WRITTEN REQUEST → Gather each line containing the string "horizontal" from these entries.

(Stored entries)

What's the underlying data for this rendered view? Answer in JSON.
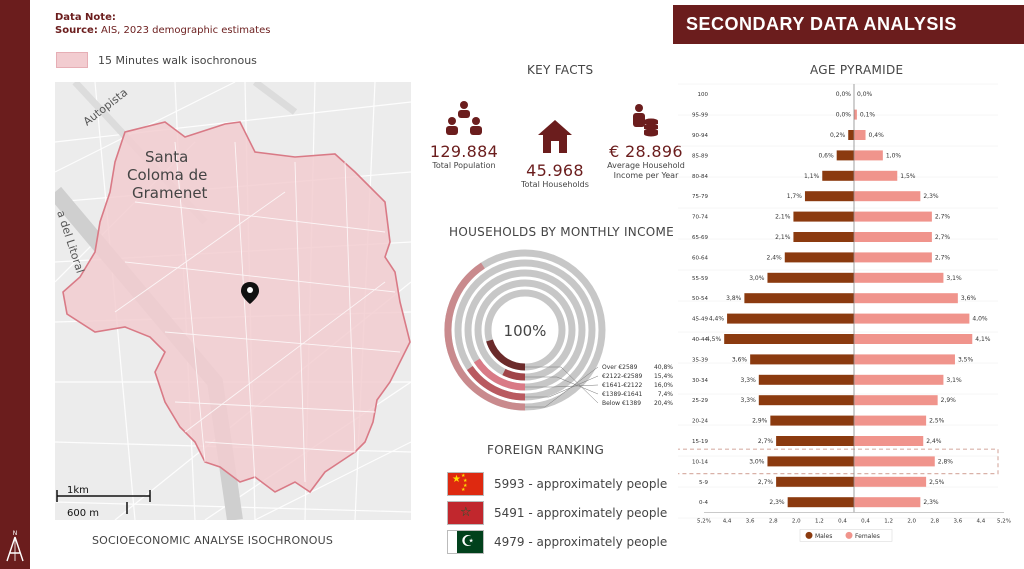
{
  "data_note": {
    "title": "Data Note:",
    "source_label": "Source:",
    "source_text": "AIS, 2023 demographic estimates"
  },
  "map": {
    "legend_label": "15 Minutes walk isochronous",
    "city_line1": "Santa",
    "city_line2": "Coloma de",
    "city_line3": "Gramenet",
    "road_label_1": "Autopista",
    "road_label_2": "a del Litoral",
    "scale_km": "1km",
    "scale_m": "600 m",
    "caption": "SOCIOECONOMIC ANALYSE ISOCHRONOUS",
    "isochrone_fill": "#f2ccd0",
    "isochrone_stroke": "#d97a86"
  },
  "banner": {
    "title": "SECONDARY DATA ANALYSIS"
  },
  "key_facts": {
    "title": "KEY FACTS",
    "population": {
      "value": "129.884",
      "label": "Total Population",
      "icon": "people-icon"
    },
    "households": {
      "value": "45.968",
      "label": "Total Households",
      "icon": "house-icon"
    },
    "income": {
      "value": "€ 28.896",
      "label_line1": "Average Household",
      "label_line2": "Income per Year",
      "icon": "person-coins-icon"
    }
  },
  "income_chart": {
    "title": "HOUSEHOLDS BY MONTHLY INCOME",
    "center_label": "100%",
    "rings": [
      {
        "label": "Over €2589",
        "value": "40,8%",
        "pct": 40.8,
        "color": "#c98a8d"
      },
      {
        "label": "€2122-€2589",
        "value": "15,4%",
        "pct": 15.4,
        "color": "#b95a60"
      },
      {
        "label": "€1641-€2122",
        "value": "16,0%",
        "pct": 16.0,
        "color": "#d97a86"
      },
      {
        "label": "€1389-€1641",
        "value": "7,4%",
        "pct": 7.4,
        "color": "#a04549"
      },
      {
        "label": "Below €1389",
        "value": "20,4%",
        "pct": 20.4,
        "color": "#6b2a2a"
      }
    ],
    "track_color": "#c7c7c7"
  },
  "foreign_ranking": {
    "title": "FOREIGN RANKING",
    "rows": [
      {
        "flag": "china-flag-icon",
        "text": "5993 - approximately people"
      },
      {
        "flag": "morocco-flag-icon",
        "text": "5491 - approximately people"
      },
      {
        "flag": "pakistan-flag-icon",
        "text": "4979 - approximately people"
      }
    ]
  },
  "chart_data": {
    "type": "bar",
    "title": "AGE PYRAMIDE",
    "orientation": "horizontal",
    "categories": [
      "100",
      "95-99",
      "90-94",
      "85-89",
      "80-84",
      "75-79",
      "70-74",
      "65-69",
      "60-64",
      "55-59",
      "50-54",
      "45-49",
      "40-44",
      "35-39",
      "30-34",
      "25-29",
      "20-24",
      "15-19",
      "10-14",
      "5-9",
      "0-4"
    ],
    "series": [
      {
        "name": "Males",
        "color": "#8b3a0f",
        "values": [
          0.0,
          0.0,
          0.2,
          0.6,
          1.1,
          1.7,
          2.1,
          2.1,
          2.4,
          3.0,
          3.8,
          4.4,
          4.5,
          3.6,
          3.3,
          3.3,
          2.9,
          2.7,
          3.0,
          2.7,
          2.3
        ],
        "labels": [
          "0,0%",
          "0,0%",
          "0,2%",
          "0,6%",
          "1,1%",
          "1,7%",
          "2,1%",
          "2,1%",
          "2,4%",
          "3,0%",
          "3,8%",
          "4,4%",
          "4,5%",
          "3,6%",
          "3,3%",
          "3,3%",
          "2,9%",
          "2,7%",
          "3,0%",
          "2,7%",
          "2,3%"
        ]
      },
      {
        "name": "Females",
        "color": "#f0948c",
        "values": [
          0.0,
          0.1,
          0.4,
          1.0,
          1.5,
          2.3,
          2.7,
          2.7,
          2.7,
          3.1,
          3.6,
          4.0,
          4.1,
          3.5,
          3.1,
          2.9,
          2.5,
          2.4,
          2.8,
          2.5,
          2.3
        ],
        "labels": [
          "0,0%",
          "0,1%",
          "0,4%",
          "1,0%",
          "1,5%",
          "2,3%",
          "2,7%",
          "2,7%",
          "2,7%",
          "3,1%",
          "3,6%",
          "4,0%",
          "4,1%",
          "3,5%",
          "3,1%",
          "2,9%",
          "2,5%",
          "2,4%",
          "2,8%",
          "2,5%",
          "2,3%"
        ]
      }
    ],
    "x_ticks": [
      "5,2%",
      "4,4",
      "3,6",
      "2,8",
      "2,0",
      "1,2",
      "0,4",
      "0,4",
      "1,2",
      "2,0",
      "2,8",
      "3,6",
      "4,4",
      "5,2%"
    ],
    "xlim": [
      -5.2,
      5.2
    ],
    "highlight_category": "10-14",
    "legend": [
      "Males",
      "Females"
    ],
    "legend_position": "bottom"
  }
}
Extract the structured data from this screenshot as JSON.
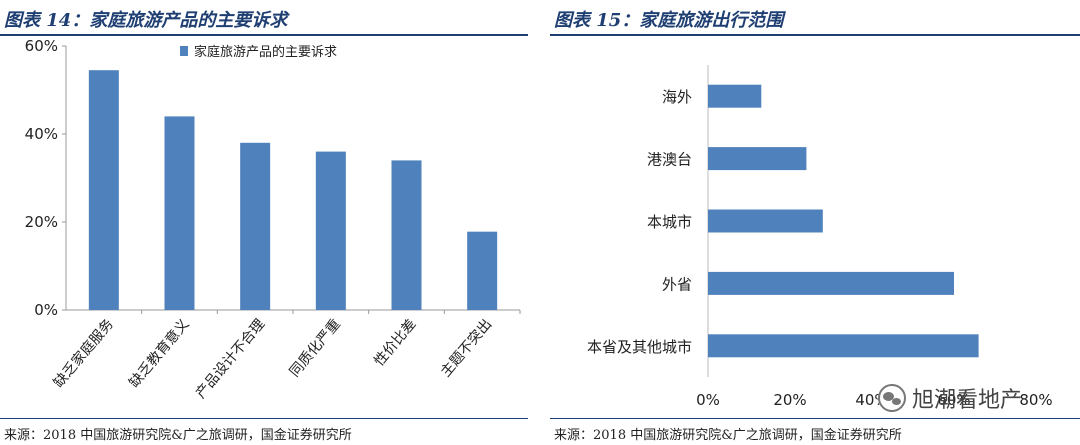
{
  "chart_data": [
    {
      "type": "bar",
      "figure_label": "图表 14：家庭旅游产品的主要诉求",
      "categories": [
        "缺乏家庭服务",
        "缺乏教育意义",
        "产品设计不合理",
        "同质化严重",
        "性价比差",
        "主题不突出"
      ],
      "series": [
        {
          "name": "家庭旅游产品的主要诉求",
          "values": [
            54.5,
            44,
            38,
            36,
            34,
            17.8
          ]
        }
      ],
      "ylim": [
        0,
        60
      ],
      "yticks": [
        0,
        20,
        40,
        60
      ],
      "ytick_labels": [
        "0%",
        "20%",
        "40%",
        "60%"
      ],
      "legend_position": "top",
      "bar_color": "#4f81bd",
      "source": "来源：2018 中国旅游研究院&广之旅调研，国金证券研究所"
    },
    {
      "type": "bar",
      "orientation": "horizontal",
      "figure_label": "图表 15：家庭旅游出行范围",
      "categories": [
        "本省及其他城市",
        "外省",
        "本城市",
        "港澳台",
        "海外"
      ],
      "values": [
        66,
        60,
        28,
        24,
        13
      ],
      "xlim": [
        0,
        80
      ],
      "xticks": [
        0,
        20,
        40,
        60,
        80
      ],
      "xtick_labels": [
        "0%",
        "20%",
        "40%",
        "60%",
        "80%"
      ],
      "bar_color": "#4f81bd",
      "source": "来源：2018 中国旅游研究院&广之旅调研，国金证券研究所"
    }
  ],
  "watermark": {
    "text": "旭潮看地产"
  }
}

THE SOLUTION →
    "orientation": "horizontal",
      "orientation": "horizontal",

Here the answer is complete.